• TASK TO CARRY OUT
Quote the data below in full, please, without altering anything.

----------

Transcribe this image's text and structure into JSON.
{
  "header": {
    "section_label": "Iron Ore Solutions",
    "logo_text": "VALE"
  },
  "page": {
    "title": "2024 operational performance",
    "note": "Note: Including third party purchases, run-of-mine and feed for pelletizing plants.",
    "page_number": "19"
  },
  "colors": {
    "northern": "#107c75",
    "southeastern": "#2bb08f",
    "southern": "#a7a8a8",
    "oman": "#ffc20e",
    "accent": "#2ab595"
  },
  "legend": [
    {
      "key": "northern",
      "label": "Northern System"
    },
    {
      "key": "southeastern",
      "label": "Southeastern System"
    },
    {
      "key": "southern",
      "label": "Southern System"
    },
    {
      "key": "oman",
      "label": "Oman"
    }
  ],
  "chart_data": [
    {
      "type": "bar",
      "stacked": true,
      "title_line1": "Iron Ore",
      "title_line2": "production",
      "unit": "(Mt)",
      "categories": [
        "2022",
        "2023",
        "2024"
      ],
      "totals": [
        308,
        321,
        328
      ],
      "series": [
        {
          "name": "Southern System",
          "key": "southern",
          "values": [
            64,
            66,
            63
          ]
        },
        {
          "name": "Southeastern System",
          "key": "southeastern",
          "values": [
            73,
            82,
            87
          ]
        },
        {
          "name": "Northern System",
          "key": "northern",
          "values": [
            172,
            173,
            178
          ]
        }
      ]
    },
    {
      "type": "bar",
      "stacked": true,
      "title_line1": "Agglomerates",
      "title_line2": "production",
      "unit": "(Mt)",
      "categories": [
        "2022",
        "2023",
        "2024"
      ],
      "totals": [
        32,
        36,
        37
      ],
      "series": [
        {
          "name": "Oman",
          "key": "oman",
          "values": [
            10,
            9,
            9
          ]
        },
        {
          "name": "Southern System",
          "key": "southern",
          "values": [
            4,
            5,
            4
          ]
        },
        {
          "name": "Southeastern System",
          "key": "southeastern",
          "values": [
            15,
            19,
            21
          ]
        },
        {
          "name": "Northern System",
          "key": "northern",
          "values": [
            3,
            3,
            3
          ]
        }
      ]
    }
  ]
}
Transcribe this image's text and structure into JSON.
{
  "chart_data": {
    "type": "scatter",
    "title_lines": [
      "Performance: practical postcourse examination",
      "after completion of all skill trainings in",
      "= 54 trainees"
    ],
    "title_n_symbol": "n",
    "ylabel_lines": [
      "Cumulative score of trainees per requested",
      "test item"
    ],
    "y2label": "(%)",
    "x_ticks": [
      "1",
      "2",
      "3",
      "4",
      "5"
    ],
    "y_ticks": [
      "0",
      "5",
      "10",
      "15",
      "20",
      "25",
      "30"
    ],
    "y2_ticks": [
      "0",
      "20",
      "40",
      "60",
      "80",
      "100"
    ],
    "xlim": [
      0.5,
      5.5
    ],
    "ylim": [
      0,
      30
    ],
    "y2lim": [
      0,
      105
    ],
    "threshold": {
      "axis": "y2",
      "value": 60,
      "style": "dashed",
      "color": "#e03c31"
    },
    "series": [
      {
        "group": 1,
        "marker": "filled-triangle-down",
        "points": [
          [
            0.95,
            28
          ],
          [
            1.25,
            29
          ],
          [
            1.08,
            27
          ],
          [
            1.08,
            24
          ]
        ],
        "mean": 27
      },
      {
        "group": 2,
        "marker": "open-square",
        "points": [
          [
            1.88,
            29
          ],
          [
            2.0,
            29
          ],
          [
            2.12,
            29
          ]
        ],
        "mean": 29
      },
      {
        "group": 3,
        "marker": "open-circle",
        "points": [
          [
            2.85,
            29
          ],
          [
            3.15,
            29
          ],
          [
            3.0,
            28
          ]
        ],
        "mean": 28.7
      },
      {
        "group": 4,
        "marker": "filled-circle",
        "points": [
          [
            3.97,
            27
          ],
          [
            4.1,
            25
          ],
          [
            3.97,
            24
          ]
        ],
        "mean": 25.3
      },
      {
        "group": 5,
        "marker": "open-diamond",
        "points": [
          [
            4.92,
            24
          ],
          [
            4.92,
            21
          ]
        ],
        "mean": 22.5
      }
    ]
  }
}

----------

• RIGHT ANSWER
Transcribe this image's text and structure into JSON.
{
  "header": {
    "section_label": "Iron Ore Solutions",
    "logo_text": "VALE"
  },
  "page": {
    "title": "2024 operational performance",
    "note": "Note: Including third party purchases, run-of-mine and feed for pelletizing plants.",
    "page_number": "19"
  },
  "colors": {
    "northern": "#107c75",
    "southeastern": "#2bb08f",
    "southern": "#a7a8a8",
    "oman": "#ffc20e",
    "accent": "#2ab595"
  },
  "legend": [
    {
      "key": "northern",
      "label": "Northern System"
    },
    {
      "key": "southeastern",
      "label": "Southeastern System"
    },
    {
      "key": "southern",
      "label": "Southern System"
    },
    {
      "key": "oman",
      "label": "Oman"
    }
  ],
  "chart_data": [
    {
      "type": "bar",
      "stacked": true,
      "title_line1": "Iron Ore",
      "title_line2": "production",
      "unit": "(Mt)",
      "categories": [
        "2022",
        "2023",
        "2024"
      ],
      "totals": [
        308,
        321,
        328
      ],
      "series": [
        {
          "name": "Southern System",
          "key": "southern",
          "values": [
            64,
            66,
            63
          ]
        },
        {
          "name": "Southeastern System",
          "key": "southeastern",
          "values": [
            73,
            82,
            87
          ]
        },
        {
          "name": "Northern System",
          "key": "northern",
          "values": [
            172,
            173,
            178
          ]
        }
      ]
    },
    {
      "type": "bar",
      "stacked": true,
      "title_line1": "Agglomerates",
      "title_line2": "production",
      "unit": "(Mt)",
      "categories": [
        "2022",
        "2023",
        "2024"
      ],
      "totals": [
        32,
        36,
        37
      ],
      "series": [
        {
          "name": "Oman",
          "key": "oman",
          "values": [
            10,
            9,
            9
          ]
        },
        {
          "name": "Southern System",
          "key": "southern",
          "values": [
            4,
            5,
            4
          ]
        },
        {
          "name": "Southeastern System",
          "key": "southeastern",
          "values": [
            15,
            19,
            21
          ]
        },
        {
          "name": "Northern System",
          "key": "northern",
          "values": [
            3,
            3,
            3
          ]
        }
      ]
    }
  ]
}
Transcribe this image's text and structure into JSON.
{
  "chart_data": {
    "type": "scatter",
    "title_lines": [
      "Performance: practical postcourse examination",
      "after completion of all skill trainings in",
      "= 54 trainees"
    ],
    "title_n_symbol": "n",
    "ylabel_lines": [
      "Cumulative score of trainees per requested",
      "test item"
    ],
    "y2label": "(%)",
    "x_ticks": [
      "1",
      "2",
      "3",
      "4",
      "5"
    ],
    "y_ticks": [
      "0",
      "5",
      "10",
      "15",
      "20",
      "25",
      "30"
    ],
    "y2_ticks": [
      "0",
      "20",
      "40",
      "60",
      "80",
      "100"
    ],
    "xlim": [
      0.5,
      5.5
    ],
    "ylim": [
      0,
      30
    ],
    "y2lim": [
      0,
      105
    ],
    "threshold": {
      "axis": "y2",
      "value": 60,
      "style": "dashed",
      "color": "#e03c31"
    },
    "series": [
      {
        "group": 1,
        "marker": "filled-triangle-down",
        "points": [
          [
            0.95,
            28
          ],
          [
            1.25,
            29
          ],
          [
            1.08,
            27
          ],
          [
            1.08,
            24
          ]
        ],
        "mean": 27
      },
      {
        "group": 2,
        "marker": "open-square",
        "points": [
          [
            1.88,
            29
          ],
          [
            2.0,
            29
          ],
          [
            2.12,
            29
          ]
        ],
        "mean": 29
      },
      {
        "group": 3,
        "marker": "open-circle",
        "points": [
          [
            2.85,
            29
          ],
          [
            3.15,
            29
          ],
          [
            3.0,
            28
          ]
        ],
        "mean": 28.7
      },
      {
        "group": 4,
        "marker": "filled-circle",
        "points": [
          [
            3.97,
            27
          ],
          [
            4.1,
            25
          ],
          [
            3.97,
            24
          ]
        ],
        "mean": 25.3
      },
      {
        "group": 5,
        "marker": "open-diamond",
        "points": [
          [
            4.92,
            24
          ],
          [
            4.92,
            21
          ]
        ],
        "mean": 22.5
      }
    ]
  }
}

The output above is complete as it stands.